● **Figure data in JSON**
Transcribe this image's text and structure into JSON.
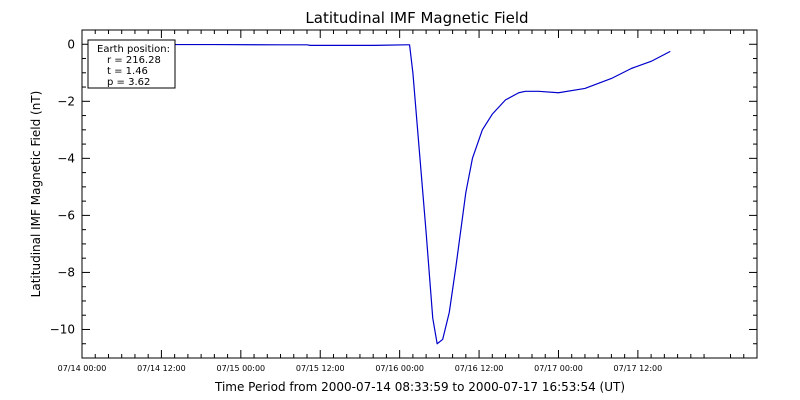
{
  "chart_data": {
    "type": "line",
    "title": "Latitudinal IMF Magnetic Field",
    "xlabel": "Time Period from 2000-07-14 08:33:59 to 2000-07-17 16:53:54 (UT)",
    "ylabel": "Latitudinal IMF Magnetic Field (nT)",
    "xlim": [
      "2000-07-14 00:00",
      "2000-07-18 06:00"
    ],
    "ylim": [
      -11,
      0.5
    ],
    "x_ticks": [
      {
        "value": "2000-07-14 00:00",
        "label": "07/14 00:00"
      },
      {
        "value": "2000-07-14 12:00",
        "label": "07/14 12:00"
      },
      {
        "value": "2000-07-15 00:00",
        "label": "07/15 00:00"
      },
      {
        "value": "2000-07-15 12:00",
        "label": "07/15 12:00"
      },
      {
        "value": "2000-07-16 00:00",
        "label": "07/16 00:00"
      },
      {
        "value": "2000-07-16 12:00",
        "label": "07/16 12:00"
      },
      {
        "value": "2000-07-17 00:00",
        "label": "07/17 00:00"
      },
      {
        "value": "2000-07-17 12:00",
        "label": "07/17 12:00"
      }
    ],
    "y_ticks": [
      {
        "value": 0,
        "label": "0"
      },
      {
        "value": -2,
        "label": "−2"
      },
      {
        "value": -4,
        "label": "−4"
      },
      {
        "value": -6,
        "label": "−6"
      },
      {
        "value": -8,
        "label": "−8"
      },
      {
        "value": -10,
        "label": "−10"
      }
    ],
    "grid": false,
    "legend": {
      "placement": "top-left",
      "lines": [
        "Earth position:",
        "r = 216.28",
        "t = 1.46",
        "p = 3.62"
      ]
    },
    "series": [
      {
        "color": "#0000cc",
        "points": [
          {
            "x": "2000-07-14 08:34",
            "y": -0.01
          },
          {
            "x": "2000-07-14 20:00",
            "y": -0.01
          },
          {
            "x": "2000-07-15 06:00",
            "y": -0.02
          },
          {
            "x": "2000-07-15 10:00",
            "y": -0.02
          },
          {
            "x": "2000-07-15 10:30",
            "y": -0.04
          },
          {
            "x": "2000-07-15 20:00",
            "y": -0.04
          },
          {
            "x": "2000-07-16 01:00",
            "y": -0.02
          },
          {
            "x": "2000-07-16 01:30",
            "y": -0.02
          },
          {
            "x": "2000-07-16 02:00",
            "y": -1.0
          },
          {
            "x": "2000-07-16 03:00",
            "y": -3.8
          },
          {
            "x": "2000-07-16 04:00",
            "y": -6.6
          },
          {
            "x": "2000-07-16 05:00",
            "y": -9.6
          },
          {
            "x": "2000-07-16 05:40",
            "y": -10.5
          },
          {
            "x": "2000-07-16 06:30",
            "y": -10.35
          },
          {
            "x": "2000-07-16 07:30",
            "y": -9.4
          },
          {
            "x": "2000-07-16 08:30",
            "y": -7.8
          },
          {
            "x": "2000-07-16 10:00",
            "y": -5.2
          },
          {
            "x": "2000-07-16 11:00",
            "y": -4.0
          },
          {
            "x": "2000-07-16 12:30",
            "y": -3.0
          },
          {
            "x": "2000-07-16 14:00",
            "y": -2.45
          },
          {
            "x": "2000-07-16 16:00",
            "y": -1.95
          },
          {
            "x": "2000-07-16 18:00",
            "y": -1.7
          },
          {
            "x": "2000-07-16 19:00",
            "y": -1.65
          },
          {
            "x": "2000-07-16 21:00",
            "y": -1.65
          },
          {
            "x": "2000-07-17 00:00",
            "y": -1.7
          },
          {
            "x": "2000-07-17 04:00",
            "y": -1.55
          },
          {
            "x": "2000-07-17 08:00",
            "y": -1.2
          },
          {
            "x": "2000-07-17 11:00",
            "y": -0.85
          },
          {
            "x": "2000-07-17 14:00",
            "y": -0.6
          },
          {
            "x": "2000-07-17 16:54",
            "y": -0.25
          }
        ]
      }
    ]
  }
}
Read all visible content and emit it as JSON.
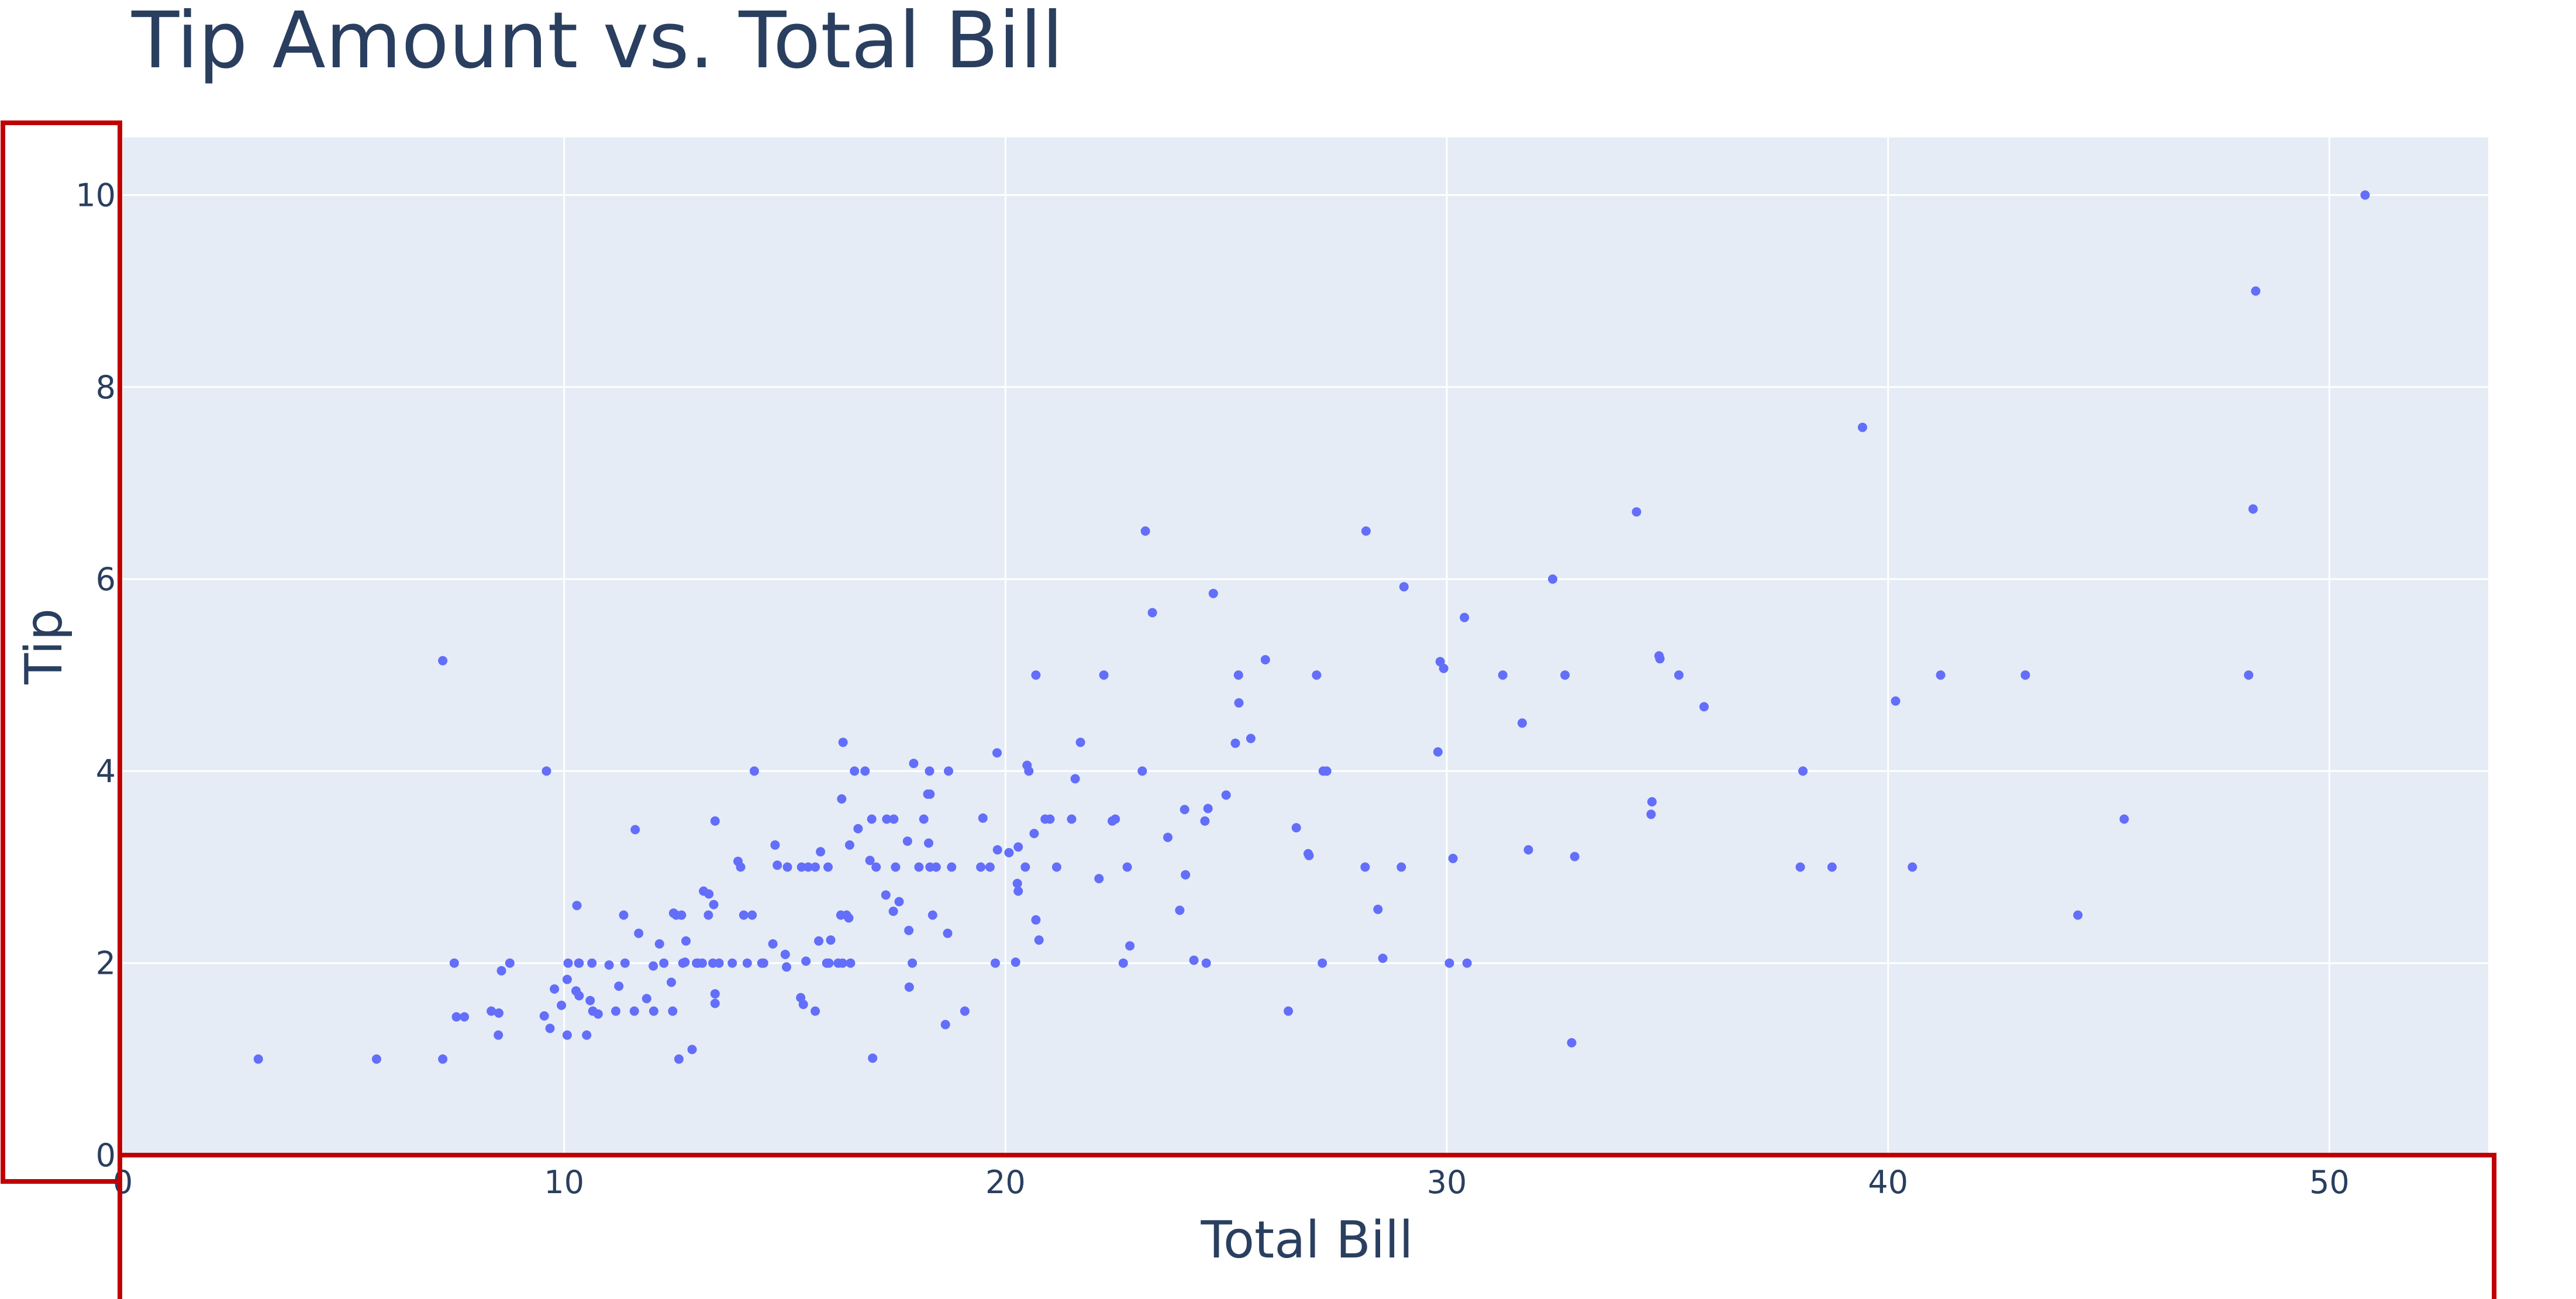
{
  "chart_data": {
    "type": "scatter",
    "title": "Tip Amount vs. Total Bill",
    "xlabel": "Total Bill",
    "ylabel": "Tip",
    "xlim": [
      0,
      53.6
    ],
    "ylim": [
      0,
      10.6
    ],
    "xticks": [
      0,
      10,
      20,
      30,
      40,
      50
    ],
    "yticks": [
      0,
      2,
      4,
      6,
      8,
      10
    ],
    "grid": true,
    "background": "#e5ecf6",
    "marker_color": "#636efa",
    "highlight_color": "#c00000",
    "points": [
      [
        3.07,
        1.0
      ],
      [
        5.75,
        1.0
      ],
      [
        7.25,
        1.0
      ],
      [
        7.25,
        5.15
      ],
      [
        7.51,
        2.0
      ],
      [
        7.56,
        1.44
      ],
      [
        7.74,
        1.44
      ],
      [
        8.35,
        1.5
      ],
      [
        8.51,
        1.25
      ],
      [
        8.52,
        1.48
      ],
      [
        8.58,
        1.92
      ],
      [
        8.77,
        2.0
      ],
      [
        9.55,
        1.45
      ],
      [
        9.6,
        4.0
      ],
      [
        9.68,
        1.32
      ],
      [
        9.78,
        1.73
      ],
      [
        9.94,
        1.56
      ],
      [
        10.07,
        1.83
      ],
      [
        10.07,
        1.25
      ],
      [
        10.09,
        2.0
      ],
      [
        10.27,
        1.71
      ],
      [
        10.29,
        2.6
      ],
      [
        10.33,
        2.0
      ],
      [
        10.34,
        1.66
      ],
      [
        10.34,
        2.0
      ],
      [
        10.51,
        1.25
      ],
      [
        10.59,
        1.61
      ],
      [
        10.63,
        2.0
      ],
      [
        10.65,
        1.5
      ],
      [
        10.77,
        1.47
      ],
      [
        11.02,
        1.98
      ],
      [
        11.17,
        1.5
      ],
      [
        11.24,
        1.76
      ],
      [
        11.35,
        2.5
      ],
      [
        11.38,
        2.0
      ],
      [
        11.59,
        1.5
      ],
      [
        11.61,
        3.39
      ],
      [
        11.69,
        2.31
      ],
      [
        11.87,
        1.63
      ],
      [
        12.02,
        1.97
      ],
      [
        12.03,
        1.5
      ],
      [
        12.16,
        2.2
      ],
      [
        12.26,
        2.0
      ],
      [
        12.43,
        1.8
      ],
      [
        12.46,
        1.5
      ],
      [
        12.48,
        2.52
      ],
      [
        12.54,
        2.5
      ],
      [
        12.6,
        1.0
      ],
      [
        12.66,
        2.5
      ],
      [
        12.69,
        2.0
      ],
      [
        12.74,
        2.01
      ],
      [
        12.76,
        2.23
      ],
      [
        12.9,
        1.1
      ],
      [
        13.0,
        2.0
      ],
      [
        13.03,
        2.0
      ],
      [
        13.13,
        2.0
      ],
      [
        13.16,
        2.75
      ],
      [
        13.27,
        2.5
      ],
      [
        13.28,
        2.72
      ],
      [
        13.37,
        2.0
      ],
      [
        13.39,
        2.61
      ],
      [
        13.42,
        3.48
      ],
      [
        13.42,
        1.58
      ],
      [
        13.42,
        1.68
      ],
      [
        13.51,
        2.0
      ],
      [
        13.81,
        2.0
      ],
      [
        13.94,
        3.06
      ],
      [
        14.0,
        3.0
      ],
      [
        14.07,
        2.5
      ],
      [
        14.15,
        2.0
      ],
      [
        14.26,
        2.5
      ],
      [
        14.31,
        4.0
      ],
      [
        14.48,
        2.0
      ],
      [
        14.52,
        2.0
      ],
      [
        14.73,
        2.2
      ],
      [
        14.78,
        3.23
      ],
      [
        14.83,
        3.02
      ],
      [
        15.01,
        2.09
      ],
      [
        15.04,
        1.96
      ],
      [
        15.06,
        3.0
      ],
      [
        15.36,
        1.64
      ],
      [
        15.38,
        3.0
      ],
      [
        15.42,
        1.57
      ],
      [
        15.48,
        2.02
      ],
      [
        15.53,
        3.0
      ],
      [
        15.69,
        3.0
      ],
      [
        15.69,
        1.5
      ],
      [
        15.77,
        2.23
      ],
      [
        15.81,
        3.16
      ],
      [
        15.95,
        2.0
      ],
      [
        15.98,
        3.0
      ],
      [
        16.0,
        2.0
      ],
      [
        16.04,
        2.24
      ],
      [
        16.21,
        2.0
      ],
      [
        16.27,
        2.5
      ],
      [
        16.29,
        3.71
      ],
      [
        16.31,
        2.0
      ],
      [
        16.32,
        4.3
      ],
      [
        16.4,
        2.5
      ],
      [
        16.45,
        2.47
      ],
      [
        16.47,
        3.23
      ],
      [
        16.49,
        2.0
      ],
      [
        16.58,
        4.0
      ],
      [
        16.66,
        3.4
      ],
      [
        16.82,
        4.0
      ],
      [
        16.93,
        3.07
      ],
      [
        16.97,
        3.5
      ],
      [
        16.99,
        1.01
      ],
      [
        17.07,
        3.0
      ],
      [
        17.29,
        2.71
      ],
      [
        17.31,
        3.5
      ],
      [
        17.46,
        2.54
      ],
      [
        17.47,
        3.5
      ],
      [
        17.51,
        3.0
      ],
      [
        17.59,
        2.64
      ],
      [
        17.78,
        3.27
      ],
      [
        17.81,
        2.34
      ],
      [
        17.82,
        1.75
      ],
      [
        17.89,
        2.0
      ],
      [
        17.92,
        4.08
      ],
      [
        18.04,
        3.0
      ],
      [
        18.15,
        3.5
      ],
      [
        18.24,
        3.76
      ],
      [
        18.26,
        3.25
      ],
      [
        18.28,
        4.0
      ],
      [
        18.29,
        3.76
      ],
      [
        18.29,
        3.0
      ],
      [
        18.35,
        2.5
      ],
      [
        18.43,
        3.0
      ],
      [
        18.64,
        1.36
      ],
      [
        18.69,
        2.31
      ],
      [
        18.71,
        4.0
      ],
      [
        18.78,
        3.0
      ],
      [
        19.08,
        1.5
      ],
      [
        19.44,
        3.0
      ],
      [
        19.49,
        3.51
      ],
      [
        19.65,
        3.0
      ],
      [
        19.77,
        2.0
      ],
      [
        19.81,
        4.19
      ],
      [
        19.82,
        3.18
      ],
      [
        20.08,
        3.15
      ],
      [
        20.23,
        2.01
      ],
      [
        20.27,
        2.83
      ],
      [
        20.29,
        2.75
      ],
      [
        20.29,
        3.21
      ],
      [
        20.45,
        3.0
      ],
      [
        20.49,
        4.06
      ],
      [
        20.53,
        4.0
      ],
      [
        20.65,
        3.35
      ],
      [
        20.69,
        2.45
      ],
      [
        20.69,
        5.0
      ],
      [
        20.76,
        2.24
      ],
      [
        20.9,
        3.5
      ],
      [
        21.01,
        3.5
      ],
      [
        21.16,
        3.0
      ],
      [
        21.5,
        3.5
      ],
      [
        21.58,
        3.92
      ],
      [
        21.7,
        4.3
      ],
      [
        22.12,
        2.88
      ],
      [
        22.23,
        5.0
      ],
      [
        22.42,
        3.48
      ],
      [
        22.49,
        3.5
      ],
      [
        22.67,
        2.0
      ],
      [
        22.76,
        3.0
      ],
      [
        22.82,
        2.18
      ],
      [
        23.1,
        4.0
      ],
      [
        23.17,
        6.5
      ],
      [
        23.33,
        5.65
      ],
      [
        23.68,
        3.31
      ],
      [
        23.95,
        2.55
      ],
      [
        24.06,
        3.6
      ],
      [
        24.08,
        2.92
      ],
      [
        24.27,
        2.03
      ],
      [
        24.52,
        3.48
      ],
      [
        24.55,
        2.0
      ],
      [
        24.59,
        3.61
      ],
      [
        24.71,
        5.85
      ],
      [
        25.0,
        3.75
      ],
      [
        25.21,
        4.29
      ],
      [
        25.28,
        5.0
      ],
      [
        25.29,
        4.71
      ],
      [
        25.56,
        4.34
      ],
      [
        25.89,
        5.16
      ],
      [
        26.41,
        1.5
      ],
      [
        26.59,
        3.41
      ],
      [
        26.86,
        3.14
      ],
      [
        26.88,
        3.12
      ],
      [
        27.05,
        5.0
      ],
      [
        27.18,
        2.0
      ],
      [
        27.2,
        4.0
      ],
      [
        27.28,
        4.0
      ],
      [
        28.15,
        3.0
      ],
      [
        28.17,
        6.5
      ],
      [
        28.44,
        2.56
      ],
      [
        28.55,
        2.05
      ],
      [
        28.97,
        3.0
      ],
      [
        29.03,
        5.92
      ],
      [
        29.8,
        4.2
      ],
      [
        29.85,
        5.14
      ],
      [
        29.93,
        5.07
      ],
      [
        30.06,
        2.0
      ],
      [
        30.14,
        3.09
      ],
      [
        30.4,
        5.6
      ],
      [
        30.46,
        2.0
      ],
      [
        31.27,
        5.0
      ],
      [
        31.71,
        4.5
      ],
      [
        31.85,
        3.18
      ],
      [
        32.4,
        6.0
      ],
      [
        32.68,
        5.0
      ],
      [
        32.83,
        1.17
      ],
      [
        32.9,
        3.11
      ],
      [
        34.3,
        6.7
      ],
      [
        34.63,
        3.55
      ],
      [
        34.65,
        3.68
      ],
      [
        34.81,
        5.2
      ],
      [
        34.83,
        5.17
      ],
      [
        35.26,
        5.0
      ],
      [
        35.83,
        4.67
      ],
      [
        38.01,
        3.0
      ],
      [
        38.07,
        4.0
      ],
      [
        38.73,
        3.0
      ],
      [
        39.42,
        7.58
      ],
      [
        40.17,
        4.73
      ],
      [
        40.55,
        3.0
      ],
      [
        41.19,
        5.0
      ],
      [
        43.11,
        5.0
      ],
      [
        44.3,
        2.5
      ],
      [
        45.35,
        3.5
      ],
      [
        48.17,
        5.0
      ],
      [
        48.27,
        6.73
      ],
      [
        48.33,
        9.0
      ],
      [
        50.81,
        10.0
      ]
    ]
  }
}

● **The problem**
Report all lines of the material that contain the word "Magnetic".

● **The output**
    "title": "Latitudinal IMF Magnetic Field",
    "ylabel": "Latitudinal IMF Magnetic Field (nT)",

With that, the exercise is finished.